───── Input material

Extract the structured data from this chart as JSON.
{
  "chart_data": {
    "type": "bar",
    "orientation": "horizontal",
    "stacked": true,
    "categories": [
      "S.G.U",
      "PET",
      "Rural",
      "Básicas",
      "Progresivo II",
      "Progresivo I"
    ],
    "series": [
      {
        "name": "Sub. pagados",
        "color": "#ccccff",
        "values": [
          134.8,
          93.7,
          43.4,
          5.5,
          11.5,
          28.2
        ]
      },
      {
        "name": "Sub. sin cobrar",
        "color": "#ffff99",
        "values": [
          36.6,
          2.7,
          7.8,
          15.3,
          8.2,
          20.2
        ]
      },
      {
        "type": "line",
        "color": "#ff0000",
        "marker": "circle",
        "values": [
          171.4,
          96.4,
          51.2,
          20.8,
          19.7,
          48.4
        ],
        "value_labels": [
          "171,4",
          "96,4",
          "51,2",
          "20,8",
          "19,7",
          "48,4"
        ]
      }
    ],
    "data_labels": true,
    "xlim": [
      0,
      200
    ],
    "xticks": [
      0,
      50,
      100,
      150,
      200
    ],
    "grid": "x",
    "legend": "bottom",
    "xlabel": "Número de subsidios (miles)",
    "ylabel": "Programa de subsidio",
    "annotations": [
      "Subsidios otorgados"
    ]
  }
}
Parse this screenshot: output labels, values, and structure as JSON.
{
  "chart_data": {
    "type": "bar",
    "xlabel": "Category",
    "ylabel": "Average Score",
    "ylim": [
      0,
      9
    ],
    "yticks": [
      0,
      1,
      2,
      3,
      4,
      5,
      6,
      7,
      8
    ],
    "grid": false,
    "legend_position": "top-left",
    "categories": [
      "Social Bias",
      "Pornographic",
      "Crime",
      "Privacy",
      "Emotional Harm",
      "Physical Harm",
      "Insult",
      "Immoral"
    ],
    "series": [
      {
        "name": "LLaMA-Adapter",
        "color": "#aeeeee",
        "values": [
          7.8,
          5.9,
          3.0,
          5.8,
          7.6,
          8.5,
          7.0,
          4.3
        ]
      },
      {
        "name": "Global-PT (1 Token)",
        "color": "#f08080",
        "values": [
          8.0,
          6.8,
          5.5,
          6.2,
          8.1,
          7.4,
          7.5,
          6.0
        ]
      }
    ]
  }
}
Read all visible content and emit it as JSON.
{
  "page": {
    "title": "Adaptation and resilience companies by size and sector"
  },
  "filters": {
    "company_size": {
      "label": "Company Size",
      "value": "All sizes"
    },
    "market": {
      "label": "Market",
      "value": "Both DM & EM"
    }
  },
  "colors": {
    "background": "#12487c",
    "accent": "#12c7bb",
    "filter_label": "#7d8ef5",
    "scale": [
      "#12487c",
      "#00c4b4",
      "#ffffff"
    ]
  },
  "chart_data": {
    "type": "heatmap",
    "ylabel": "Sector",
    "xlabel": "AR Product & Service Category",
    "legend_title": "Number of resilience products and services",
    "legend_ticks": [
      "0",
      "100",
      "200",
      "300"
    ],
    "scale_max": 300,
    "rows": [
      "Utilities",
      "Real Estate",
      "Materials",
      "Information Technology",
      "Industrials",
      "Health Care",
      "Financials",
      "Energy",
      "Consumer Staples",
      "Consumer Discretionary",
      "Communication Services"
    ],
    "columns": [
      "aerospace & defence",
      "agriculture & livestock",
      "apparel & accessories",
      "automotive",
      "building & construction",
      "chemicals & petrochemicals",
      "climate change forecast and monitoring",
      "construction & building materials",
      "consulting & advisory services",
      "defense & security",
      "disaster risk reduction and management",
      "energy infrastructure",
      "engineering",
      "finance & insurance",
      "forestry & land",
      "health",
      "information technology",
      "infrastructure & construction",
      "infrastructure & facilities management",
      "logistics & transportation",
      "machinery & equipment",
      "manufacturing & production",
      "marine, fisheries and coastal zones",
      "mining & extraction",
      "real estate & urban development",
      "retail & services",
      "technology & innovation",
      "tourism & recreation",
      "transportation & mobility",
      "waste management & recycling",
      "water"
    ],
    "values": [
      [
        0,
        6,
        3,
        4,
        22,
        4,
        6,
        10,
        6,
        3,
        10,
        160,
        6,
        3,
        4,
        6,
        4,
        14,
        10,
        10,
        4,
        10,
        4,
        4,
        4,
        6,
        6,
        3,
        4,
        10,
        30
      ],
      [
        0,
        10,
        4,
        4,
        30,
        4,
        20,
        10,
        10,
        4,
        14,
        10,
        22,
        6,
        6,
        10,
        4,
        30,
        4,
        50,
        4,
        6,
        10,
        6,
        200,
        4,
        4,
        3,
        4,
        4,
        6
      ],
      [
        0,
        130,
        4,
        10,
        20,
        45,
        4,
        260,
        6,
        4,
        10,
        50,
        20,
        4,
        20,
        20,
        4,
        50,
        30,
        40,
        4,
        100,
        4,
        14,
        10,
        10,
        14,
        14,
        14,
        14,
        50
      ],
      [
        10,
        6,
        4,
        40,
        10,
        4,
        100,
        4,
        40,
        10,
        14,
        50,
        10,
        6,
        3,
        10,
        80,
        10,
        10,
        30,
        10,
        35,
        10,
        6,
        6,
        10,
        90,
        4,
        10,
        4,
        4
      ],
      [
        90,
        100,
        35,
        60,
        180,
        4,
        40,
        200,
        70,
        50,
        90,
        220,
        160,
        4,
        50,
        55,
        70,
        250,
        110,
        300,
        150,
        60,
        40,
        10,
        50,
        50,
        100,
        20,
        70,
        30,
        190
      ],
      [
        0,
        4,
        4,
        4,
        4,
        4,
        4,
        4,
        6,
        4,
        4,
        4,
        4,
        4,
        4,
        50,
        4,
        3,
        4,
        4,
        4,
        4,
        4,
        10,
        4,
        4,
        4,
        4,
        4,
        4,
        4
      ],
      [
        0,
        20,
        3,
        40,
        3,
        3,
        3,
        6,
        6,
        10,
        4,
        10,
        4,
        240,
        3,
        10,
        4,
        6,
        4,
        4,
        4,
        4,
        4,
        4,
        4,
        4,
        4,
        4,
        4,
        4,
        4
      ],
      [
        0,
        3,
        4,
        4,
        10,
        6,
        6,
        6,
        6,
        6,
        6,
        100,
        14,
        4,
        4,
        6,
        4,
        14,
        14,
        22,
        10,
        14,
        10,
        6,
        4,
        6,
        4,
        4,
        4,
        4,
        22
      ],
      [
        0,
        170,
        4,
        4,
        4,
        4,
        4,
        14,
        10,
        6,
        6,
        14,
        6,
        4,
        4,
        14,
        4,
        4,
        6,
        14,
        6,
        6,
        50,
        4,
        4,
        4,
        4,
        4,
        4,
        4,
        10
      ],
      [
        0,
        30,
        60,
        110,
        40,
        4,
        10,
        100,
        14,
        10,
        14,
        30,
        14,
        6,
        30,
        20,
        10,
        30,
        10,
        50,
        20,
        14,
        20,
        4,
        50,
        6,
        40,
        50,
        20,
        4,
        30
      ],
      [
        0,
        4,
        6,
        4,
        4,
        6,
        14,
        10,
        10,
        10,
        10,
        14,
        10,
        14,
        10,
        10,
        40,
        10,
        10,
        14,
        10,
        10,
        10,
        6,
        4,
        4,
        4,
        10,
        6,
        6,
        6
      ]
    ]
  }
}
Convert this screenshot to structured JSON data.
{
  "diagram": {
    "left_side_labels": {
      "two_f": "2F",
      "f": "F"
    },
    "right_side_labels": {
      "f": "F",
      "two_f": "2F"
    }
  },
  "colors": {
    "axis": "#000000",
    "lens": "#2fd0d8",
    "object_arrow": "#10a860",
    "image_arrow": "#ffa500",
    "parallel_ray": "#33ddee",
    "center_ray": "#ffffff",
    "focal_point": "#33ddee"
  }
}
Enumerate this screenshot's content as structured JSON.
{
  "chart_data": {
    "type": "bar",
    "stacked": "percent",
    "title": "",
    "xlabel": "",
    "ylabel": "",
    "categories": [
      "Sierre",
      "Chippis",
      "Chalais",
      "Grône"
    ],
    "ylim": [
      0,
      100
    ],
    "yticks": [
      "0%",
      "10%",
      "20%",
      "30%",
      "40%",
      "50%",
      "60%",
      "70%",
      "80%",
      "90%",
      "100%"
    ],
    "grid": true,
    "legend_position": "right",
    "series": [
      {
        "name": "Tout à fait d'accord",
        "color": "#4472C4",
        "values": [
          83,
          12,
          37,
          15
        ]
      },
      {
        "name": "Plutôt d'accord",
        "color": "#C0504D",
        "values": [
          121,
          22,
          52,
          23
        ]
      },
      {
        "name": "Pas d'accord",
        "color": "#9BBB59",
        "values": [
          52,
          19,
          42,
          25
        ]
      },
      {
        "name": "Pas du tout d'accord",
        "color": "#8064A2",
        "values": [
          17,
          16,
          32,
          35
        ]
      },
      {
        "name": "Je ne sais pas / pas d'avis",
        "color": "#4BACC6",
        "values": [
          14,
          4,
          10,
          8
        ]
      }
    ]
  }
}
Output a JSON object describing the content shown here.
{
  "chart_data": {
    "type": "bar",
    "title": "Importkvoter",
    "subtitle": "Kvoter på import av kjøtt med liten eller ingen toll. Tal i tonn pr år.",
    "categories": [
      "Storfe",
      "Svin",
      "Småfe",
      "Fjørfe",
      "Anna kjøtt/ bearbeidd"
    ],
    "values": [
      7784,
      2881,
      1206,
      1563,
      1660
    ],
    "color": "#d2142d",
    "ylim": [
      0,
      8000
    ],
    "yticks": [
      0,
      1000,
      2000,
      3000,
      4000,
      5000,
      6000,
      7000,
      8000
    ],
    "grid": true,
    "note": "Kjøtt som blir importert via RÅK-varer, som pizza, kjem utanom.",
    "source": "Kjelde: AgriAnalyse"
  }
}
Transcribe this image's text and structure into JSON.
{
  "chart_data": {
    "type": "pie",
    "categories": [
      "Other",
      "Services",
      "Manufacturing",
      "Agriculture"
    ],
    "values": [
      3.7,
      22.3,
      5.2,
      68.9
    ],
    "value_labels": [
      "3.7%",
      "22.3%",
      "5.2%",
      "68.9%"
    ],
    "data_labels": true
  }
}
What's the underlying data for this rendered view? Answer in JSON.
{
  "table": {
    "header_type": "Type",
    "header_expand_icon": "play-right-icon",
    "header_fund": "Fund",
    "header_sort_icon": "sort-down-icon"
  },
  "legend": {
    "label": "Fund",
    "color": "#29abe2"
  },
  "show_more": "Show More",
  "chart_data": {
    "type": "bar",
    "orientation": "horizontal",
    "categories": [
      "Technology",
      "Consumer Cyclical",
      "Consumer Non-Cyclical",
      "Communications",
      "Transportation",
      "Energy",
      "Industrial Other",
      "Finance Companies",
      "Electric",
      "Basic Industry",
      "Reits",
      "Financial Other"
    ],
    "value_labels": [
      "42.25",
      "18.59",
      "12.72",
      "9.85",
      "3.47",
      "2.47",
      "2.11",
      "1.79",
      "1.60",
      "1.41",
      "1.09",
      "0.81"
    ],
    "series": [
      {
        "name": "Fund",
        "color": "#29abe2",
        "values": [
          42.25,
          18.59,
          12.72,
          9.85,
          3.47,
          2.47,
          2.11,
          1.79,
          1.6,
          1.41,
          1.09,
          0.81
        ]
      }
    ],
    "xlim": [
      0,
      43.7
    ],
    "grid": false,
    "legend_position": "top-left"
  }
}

──────────

# Required task
Filter out all lines lacking the word "screenshot" and copy the rest.

# Answer below
Parse this screenshot: output labels, values, and structure as JSON.
Convert this screenshot to structured JSON data.
Enumerate this screenshot's content as structured JSON.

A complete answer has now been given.